- [To do]
**A)** Translate into Spanish this sentence from the letter on campus racism: "It is in solidarity with our students, who have inspired and taught us about the critical importance of speaking truth to power, that we submit this statement, again."
**B)** Write a continuation of the letter on campus racism, beginning after its final sentence.

- [Page extract]
Letter from the Department of Anthropology and Sociology

November 13, 2015

The following statement was read at the Nov. 18, 2014 meeting of the faculty in response to the events of Black Lives Matter Awareness Week. Approximately two months later, on Jan. 23, 2015, the college held a Day of Dialogue on Race and Racism, in response both to tensions and controversies emerging on campus from Awareness Week events and to issues raised by student activists who attended the Nov. 18 meeting to voice their concerns regarding racism directly to the faculty.

While President Martin saw the Day of Dialogue as “the beginning of an effort to open up conversation and make it easier to talk about [race and racism]” and the Committee of Six praised the content and organization of the day’s events and remarked on its overall success, some students saw things differently. In an opinion piece for The Amherst Student, the authors thought “the panel and group discussions” showed “very little to no understanding of the unique racial climate of the college” and, as a result, ended up serving “as a distraction from the lived experiences of racism on campus.” Ironically, the piece goes on to say, their “biggest critique of the day was perhaps its biggest success from the administrative perspective: the ability to divert our attention from our contribution to these systemic problems. By pressing us to avoid gazing at the overt racism that hits closer to home (e.g. All Lives Matter, annual racial epithets on campus, support of the genocidal mascot) in preference for an abstract ‘discussion,’ we forget about the institution’s culpability in the very systemic racism that it denounces at home and abroad.”

Students of color at Amherst have repeatedly called upon the administration and faculty to recognize the limitations of diversity discourse, to confront systemic racism at the college and to provide programmatic means to transform institutional norms and campus cultural practices, apparently to no avail. It is in solidarity with our students, who have inspired and taught us about the critical importance of speaking truth to power, that we submit this statement, again.

- [Layout element annotations]
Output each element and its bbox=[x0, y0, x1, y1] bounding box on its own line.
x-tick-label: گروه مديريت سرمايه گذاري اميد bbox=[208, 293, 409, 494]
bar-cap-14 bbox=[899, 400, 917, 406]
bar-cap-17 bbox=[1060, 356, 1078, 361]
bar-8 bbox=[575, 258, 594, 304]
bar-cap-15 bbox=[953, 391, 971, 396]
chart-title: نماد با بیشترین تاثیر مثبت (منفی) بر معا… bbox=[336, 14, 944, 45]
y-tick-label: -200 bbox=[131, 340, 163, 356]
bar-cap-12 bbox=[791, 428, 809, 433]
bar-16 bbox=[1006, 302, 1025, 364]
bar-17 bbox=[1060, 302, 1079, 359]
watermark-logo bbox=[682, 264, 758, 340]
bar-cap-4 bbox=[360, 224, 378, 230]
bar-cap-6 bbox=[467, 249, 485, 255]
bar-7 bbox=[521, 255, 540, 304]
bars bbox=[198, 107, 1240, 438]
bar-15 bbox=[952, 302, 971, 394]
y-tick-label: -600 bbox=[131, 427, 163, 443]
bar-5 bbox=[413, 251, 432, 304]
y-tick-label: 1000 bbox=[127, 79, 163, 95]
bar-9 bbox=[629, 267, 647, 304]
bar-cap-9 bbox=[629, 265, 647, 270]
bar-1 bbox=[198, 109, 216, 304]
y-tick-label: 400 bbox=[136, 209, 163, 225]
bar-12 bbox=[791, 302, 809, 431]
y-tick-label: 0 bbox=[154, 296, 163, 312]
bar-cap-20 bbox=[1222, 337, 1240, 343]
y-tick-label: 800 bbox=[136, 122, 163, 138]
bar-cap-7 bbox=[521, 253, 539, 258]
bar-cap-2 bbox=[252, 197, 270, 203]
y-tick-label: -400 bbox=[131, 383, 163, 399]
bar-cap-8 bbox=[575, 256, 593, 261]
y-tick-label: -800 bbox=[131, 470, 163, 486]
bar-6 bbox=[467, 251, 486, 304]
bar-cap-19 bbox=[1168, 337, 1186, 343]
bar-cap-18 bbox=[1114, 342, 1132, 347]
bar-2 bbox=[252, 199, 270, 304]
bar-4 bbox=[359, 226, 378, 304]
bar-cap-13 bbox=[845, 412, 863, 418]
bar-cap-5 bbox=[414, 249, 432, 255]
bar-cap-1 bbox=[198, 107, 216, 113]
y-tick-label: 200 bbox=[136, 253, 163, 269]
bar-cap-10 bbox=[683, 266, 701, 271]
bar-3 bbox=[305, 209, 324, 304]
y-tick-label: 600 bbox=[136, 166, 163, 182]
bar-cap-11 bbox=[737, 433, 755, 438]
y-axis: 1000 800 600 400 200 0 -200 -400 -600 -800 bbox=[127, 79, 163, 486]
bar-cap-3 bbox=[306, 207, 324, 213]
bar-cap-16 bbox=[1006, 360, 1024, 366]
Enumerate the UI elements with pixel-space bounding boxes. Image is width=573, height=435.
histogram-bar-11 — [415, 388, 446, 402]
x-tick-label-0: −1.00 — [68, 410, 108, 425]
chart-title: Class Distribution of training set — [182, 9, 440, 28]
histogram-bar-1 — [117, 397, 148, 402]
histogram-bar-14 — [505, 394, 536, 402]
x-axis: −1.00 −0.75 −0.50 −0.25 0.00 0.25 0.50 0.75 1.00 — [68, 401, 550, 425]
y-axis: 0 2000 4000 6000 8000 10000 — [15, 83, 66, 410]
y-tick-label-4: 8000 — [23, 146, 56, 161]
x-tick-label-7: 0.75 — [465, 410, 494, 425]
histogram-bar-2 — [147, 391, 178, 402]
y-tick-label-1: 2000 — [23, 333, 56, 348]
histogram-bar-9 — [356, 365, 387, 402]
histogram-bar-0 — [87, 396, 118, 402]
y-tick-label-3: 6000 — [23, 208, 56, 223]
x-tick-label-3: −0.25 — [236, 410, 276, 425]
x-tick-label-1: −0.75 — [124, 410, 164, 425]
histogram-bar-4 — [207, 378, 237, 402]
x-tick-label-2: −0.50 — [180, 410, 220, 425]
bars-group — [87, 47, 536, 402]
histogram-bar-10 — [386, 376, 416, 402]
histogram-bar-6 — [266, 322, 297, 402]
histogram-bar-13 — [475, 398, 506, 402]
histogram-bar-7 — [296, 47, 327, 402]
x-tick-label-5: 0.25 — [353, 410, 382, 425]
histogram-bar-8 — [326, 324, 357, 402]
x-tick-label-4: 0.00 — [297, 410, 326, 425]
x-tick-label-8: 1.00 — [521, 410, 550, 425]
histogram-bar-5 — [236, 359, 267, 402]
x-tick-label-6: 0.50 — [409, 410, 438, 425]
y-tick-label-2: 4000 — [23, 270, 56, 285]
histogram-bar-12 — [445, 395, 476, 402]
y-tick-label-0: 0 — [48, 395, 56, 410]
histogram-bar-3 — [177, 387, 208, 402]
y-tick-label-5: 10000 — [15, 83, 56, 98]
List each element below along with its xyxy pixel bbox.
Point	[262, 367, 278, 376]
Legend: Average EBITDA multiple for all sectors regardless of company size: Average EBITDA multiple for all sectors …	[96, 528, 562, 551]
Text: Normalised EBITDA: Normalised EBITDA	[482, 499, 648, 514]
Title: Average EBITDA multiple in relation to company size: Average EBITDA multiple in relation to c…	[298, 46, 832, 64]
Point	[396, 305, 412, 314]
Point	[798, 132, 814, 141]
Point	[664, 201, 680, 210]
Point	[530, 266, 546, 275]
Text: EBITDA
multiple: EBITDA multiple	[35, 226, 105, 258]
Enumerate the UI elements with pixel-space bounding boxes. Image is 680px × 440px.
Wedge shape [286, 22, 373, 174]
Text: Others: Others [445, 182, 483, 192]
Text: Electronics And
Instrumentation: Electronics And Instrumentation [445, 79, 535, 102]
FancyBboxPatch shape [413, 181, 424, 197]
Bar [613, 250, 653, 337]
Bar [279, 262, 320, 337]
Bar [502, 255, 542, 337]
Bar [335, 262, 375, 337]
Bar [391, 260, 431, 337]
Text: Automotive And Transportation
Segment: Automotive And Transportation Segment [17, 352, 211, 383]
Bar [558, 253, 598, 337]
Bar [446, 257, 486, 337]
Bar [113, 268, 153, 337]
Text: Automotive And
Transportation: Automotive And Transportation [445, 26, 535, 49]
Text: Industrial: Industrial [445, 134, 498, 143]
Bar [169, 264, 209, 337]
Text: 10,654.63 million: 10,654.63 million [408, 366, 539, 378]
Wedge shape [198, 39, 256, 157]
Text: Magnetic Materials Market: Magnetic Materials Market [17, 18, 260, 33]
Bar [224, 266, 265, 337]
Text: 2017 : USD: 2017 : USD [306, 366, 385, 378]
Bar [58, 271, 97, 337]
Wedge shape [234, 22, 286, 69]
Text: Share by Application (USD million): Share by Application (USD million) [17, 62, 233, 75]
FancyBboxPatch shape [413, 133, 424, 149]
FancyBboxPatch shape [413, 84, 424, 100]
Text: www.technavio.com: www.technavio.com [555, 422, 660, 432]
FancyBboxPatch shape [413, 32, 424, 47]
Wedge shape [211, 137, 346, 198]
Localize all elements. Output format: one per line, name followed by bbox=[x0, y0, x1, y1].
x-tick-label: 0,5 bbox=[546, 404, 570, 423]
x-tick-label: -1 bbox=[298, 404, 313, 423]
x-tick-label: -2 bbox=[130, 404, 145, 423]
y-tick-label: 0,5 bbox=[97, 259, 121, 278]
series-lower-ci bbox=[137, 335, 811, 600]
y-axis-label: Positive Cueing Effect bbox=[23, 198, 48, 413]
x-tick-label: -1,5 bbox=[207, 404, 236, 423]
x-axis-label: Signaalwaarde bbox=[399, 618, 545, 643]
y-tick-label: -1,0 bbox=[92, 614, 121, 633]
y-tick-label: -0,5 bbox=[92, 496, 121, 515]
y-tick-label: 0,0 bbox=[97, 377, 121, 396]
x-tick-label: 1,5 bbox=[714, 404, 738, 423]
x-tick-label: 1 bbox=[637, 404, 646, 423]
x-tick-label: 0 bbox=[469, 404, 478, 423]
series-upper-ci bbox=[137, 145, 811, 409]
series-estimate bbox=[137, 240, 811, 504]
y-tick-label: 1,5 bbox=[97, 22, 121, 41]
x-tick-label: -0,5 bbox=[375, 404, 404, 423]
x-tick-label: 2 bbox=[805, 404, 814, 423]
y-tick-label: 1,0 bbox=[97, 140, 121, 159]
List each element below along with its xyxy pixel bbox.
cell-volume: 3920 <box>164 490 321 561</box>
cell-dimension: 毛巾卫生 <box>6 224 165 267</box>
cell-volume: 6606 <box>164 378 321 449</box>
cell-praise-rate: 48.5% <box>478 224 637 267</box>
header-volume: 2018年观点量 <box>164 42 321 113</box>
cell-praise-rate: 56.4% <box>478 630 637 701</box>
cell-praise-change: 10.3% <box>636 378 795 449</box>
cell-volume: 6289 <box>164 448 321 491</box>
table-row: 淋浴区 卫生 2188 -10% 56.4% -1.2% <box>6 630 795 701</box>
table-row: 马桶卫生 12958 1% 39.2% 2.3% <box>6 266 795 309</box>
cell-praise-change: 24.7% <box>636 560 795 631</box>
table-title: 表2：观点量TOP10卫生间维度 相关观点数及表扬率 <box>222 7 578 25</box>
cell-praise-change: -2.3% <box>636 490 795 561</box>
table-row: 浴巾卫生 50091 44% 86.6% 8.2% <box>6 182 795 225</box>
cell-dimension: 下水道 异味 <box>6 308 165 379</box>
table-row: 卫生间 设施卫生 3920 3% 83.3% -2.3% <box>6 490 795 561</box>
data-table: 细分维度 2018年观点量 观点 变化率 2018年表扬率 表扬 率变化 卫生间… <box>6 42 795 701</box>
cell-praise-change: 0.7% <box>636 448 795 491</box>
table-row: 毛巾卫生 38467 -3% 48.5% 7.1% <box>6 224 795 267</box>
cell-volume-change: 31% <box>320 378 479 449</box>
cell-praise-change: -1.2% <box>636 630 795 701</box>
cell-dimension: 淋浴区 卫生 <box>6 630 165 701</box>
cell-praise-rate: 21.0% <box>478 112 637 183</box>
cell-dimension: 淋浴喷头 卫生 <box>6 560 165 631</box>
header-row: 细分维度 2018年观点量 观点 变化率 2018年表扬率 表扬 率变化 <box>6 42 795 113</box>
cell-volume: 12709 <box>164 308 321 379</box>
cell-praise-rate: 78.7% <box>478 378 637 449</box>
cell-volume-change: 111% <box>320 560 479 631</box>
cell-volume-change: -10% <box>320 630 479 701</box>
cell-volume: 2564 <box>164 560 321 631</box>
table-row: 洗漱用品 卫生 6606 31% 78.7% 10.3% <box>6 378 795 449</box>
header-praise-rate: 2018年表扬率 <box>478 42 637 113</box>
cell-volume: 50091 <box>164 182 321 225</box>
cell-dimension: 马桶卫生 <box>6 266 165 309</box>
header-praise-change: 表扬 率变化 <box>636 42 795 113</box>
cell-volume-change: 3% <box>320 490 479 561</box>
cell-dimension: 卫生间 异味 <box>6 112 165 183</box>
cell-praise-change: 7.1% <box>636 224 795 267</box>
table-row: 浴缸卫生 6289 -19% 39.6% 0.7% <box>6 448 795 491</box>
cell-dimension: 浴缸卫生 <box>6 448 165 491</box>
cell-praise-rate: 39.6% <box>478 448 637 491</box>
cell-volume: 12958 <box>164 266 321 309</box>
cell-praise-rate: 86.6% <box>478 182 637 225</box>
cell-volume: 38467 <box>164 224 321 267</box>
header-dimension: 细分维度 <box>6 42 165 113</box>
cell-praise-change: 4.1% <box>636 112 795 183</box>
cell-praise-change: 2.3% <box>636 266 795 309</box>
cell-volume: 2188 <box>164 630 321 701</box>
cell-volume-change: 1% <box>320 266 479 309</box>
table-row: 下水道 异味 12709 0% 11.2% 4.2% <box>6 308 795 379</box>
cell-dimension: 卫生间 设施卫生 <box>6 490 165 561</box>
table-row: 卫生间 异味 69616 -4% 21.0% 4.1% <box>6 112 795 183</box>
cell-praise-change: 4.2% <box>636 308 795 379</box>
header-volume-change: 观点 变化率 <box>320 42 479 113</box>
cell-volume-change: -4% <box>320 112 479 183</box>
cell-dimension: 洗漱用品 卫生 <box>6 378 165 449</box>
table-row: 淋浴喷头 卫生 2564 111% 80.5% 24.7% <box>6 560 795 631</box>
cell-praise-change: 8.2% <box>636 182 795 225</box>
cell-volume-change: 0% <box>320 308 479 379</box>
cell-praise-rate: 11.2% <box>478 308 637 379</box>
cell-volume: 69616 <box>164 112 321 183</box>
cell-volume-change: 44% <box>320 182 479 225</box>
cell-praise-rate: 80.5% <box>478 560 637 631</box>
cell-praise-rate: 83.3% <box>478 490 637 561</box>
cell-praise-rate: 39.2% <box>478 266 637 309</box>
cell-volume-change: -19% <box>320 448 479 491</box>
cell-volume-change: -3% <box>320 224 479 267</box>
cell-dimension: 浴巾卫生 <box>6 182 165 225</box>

- [Outputs]
**A)** Es en solidaridad con nuestros estudiantes, quienes nos han inspirado y nos han enseñado la importancia crucial de decirle la verdad al poder, que presentamos esta declaración, una vez más.

**B)**
Racism at Amherst College: A Proposal for Change
It’s true. Amherst is a diverse place. Hardly an image on the webpage fails to depict diversity’s presence, and in faculty reports and press releases, “diversity” is more often than not the descriptor-of-choice in characterizing today’s Amherst for insiders and outsiders alike. In a recent letter to the faculty, Professor Cobham-Sander, chair of the Diversity and Community Subcommittee of the College’s Strategic Planning Committee, notes that Amherst, which leads its cohort of elite academic institutions in student diversification, currently devotes “22 percent of its operating budget to funding financial aid”; has eliminated “loans for all students who qualify for financial aid”; and has recently opened the “need blind admission process to international students, transfer students and veterans.” As a result of these and other initiatives, she says, the college has assembled “a student body more racially diverse than at any previous moment in [its] history and more diverse socioeconomically than is the case at any of [its] peer institutions[.]” Today, “50 percent of Amherst students identify as students of color” and the over “20 percent [who] qualify for Pell grants” matriculate “from the lowest economic quintile in U.S. society.” Professor Cobham-Sander points out that “[b]y convening an intentional community of diverse learners” and providing means to “realize their full academic potential … we hope to produce graduates whose mutually invigorating talents will enrich the wider multicultural society.”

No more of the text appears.